**Exercise materials:**
---*---

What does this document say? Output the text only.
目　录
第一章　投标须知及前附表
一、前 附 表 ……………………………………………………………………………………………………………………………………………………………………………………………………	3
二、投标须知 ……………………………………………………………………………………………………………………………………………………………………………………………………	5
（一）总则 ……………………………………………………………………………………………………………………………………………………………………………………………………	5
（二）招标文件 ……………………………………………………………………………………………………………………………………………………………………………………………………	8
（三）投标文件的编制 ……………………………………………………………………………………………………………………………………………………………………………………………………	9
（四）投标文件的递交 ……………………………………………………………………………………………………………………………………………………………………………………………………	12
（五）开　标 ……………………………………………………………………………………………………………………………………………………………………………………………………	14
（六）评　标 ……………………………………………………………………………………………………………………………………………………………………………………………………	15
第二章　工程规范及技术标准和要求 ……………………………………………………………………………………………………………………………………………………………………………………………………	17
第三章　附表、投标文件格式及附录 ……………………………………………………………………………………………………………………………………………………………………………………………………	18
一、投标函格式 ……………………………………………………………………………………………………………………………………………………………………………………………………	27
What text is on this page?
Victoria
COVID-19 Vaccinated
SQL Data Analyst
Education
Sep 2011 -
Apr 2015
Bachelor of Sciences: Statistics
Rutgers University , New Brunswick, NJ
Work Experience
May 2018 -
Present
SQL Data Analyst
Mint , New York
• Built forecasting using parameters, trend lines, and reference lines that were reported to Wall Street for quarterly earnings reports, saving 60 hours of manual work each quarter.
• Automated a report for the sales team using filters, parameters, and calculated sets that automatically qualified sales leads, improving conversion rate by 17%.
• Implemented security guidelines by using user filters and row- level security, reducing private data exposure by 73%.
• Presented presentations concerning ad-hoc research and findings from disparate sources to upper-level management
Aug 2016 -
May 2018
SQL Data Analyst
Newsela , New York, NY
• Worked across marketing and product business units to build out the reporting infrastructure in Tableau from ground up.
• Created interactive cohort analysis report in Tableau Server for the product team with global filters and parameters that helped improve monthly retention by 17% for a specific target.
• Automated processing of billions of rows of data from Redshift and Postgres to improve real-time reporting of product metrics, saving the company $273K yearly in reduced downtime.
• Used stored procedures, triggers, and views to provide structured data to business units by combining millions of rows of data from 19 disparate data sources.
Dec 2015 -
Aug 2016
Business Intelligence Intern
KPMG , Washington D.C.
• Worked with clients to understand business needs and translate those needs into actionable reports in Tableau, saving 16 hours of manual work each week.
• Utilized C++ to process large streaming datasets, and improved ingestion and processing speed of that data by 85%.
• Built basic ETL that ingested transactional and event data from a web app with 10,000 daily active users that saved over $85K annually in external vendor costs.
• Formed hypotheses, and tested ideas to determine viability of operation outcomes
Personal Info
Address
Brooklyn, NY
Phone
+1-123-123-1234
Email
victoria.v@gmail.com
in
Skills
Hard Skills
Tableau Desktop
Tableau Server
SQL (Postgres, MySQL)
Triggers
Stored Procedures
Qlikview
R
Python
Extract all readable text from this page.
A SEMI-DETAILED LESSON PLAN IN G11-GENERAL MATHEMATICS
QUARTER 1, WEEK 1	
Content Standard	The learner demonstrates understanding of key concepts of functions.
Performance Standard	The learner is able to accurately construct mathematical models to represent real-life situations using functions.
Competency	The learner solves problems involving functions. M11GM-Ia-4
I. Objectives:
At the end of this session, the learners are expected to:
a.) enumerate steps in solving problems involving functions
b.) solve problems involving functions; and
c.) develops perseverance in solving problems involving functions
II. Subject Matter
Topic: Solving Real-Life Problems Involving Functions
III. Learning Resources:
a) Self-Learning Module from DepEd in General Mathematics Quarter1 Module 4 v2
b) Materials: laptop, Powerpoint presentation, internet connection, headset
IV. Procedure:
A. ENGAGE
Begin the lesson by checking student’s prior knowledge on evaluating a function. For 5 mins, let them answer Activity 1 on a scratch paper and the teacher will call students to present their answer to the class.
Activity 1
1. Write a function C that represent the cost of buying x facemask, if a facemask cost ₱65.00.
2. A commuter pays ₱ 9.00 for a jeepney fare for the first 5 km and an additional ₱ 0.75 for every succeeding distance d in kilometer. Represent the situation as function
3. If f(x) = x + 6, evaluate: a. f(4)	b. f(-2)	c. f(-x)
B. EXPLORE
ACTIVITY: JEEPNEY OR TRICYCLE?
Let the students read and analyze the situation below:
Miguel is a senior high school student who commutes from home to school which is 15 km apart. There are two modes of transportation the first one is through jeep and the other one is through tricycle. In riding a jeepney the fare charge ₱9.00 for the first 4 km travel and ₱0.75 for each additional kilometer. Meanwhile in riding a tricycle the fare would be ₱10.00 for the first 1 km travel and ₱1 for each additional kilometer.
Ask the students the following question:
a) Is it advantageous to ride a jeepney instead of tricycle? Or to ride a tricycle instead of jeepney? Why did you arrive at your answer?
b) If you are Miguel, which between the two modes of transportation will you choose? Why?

---*---

**What the exercise asks:** Copy every line of the listing containing the string "Learning".

**Solution below:**
III. Learning Resources:
a) Self-Learning Module from DepEd in General Mathematics Quarter1 Module 4 v2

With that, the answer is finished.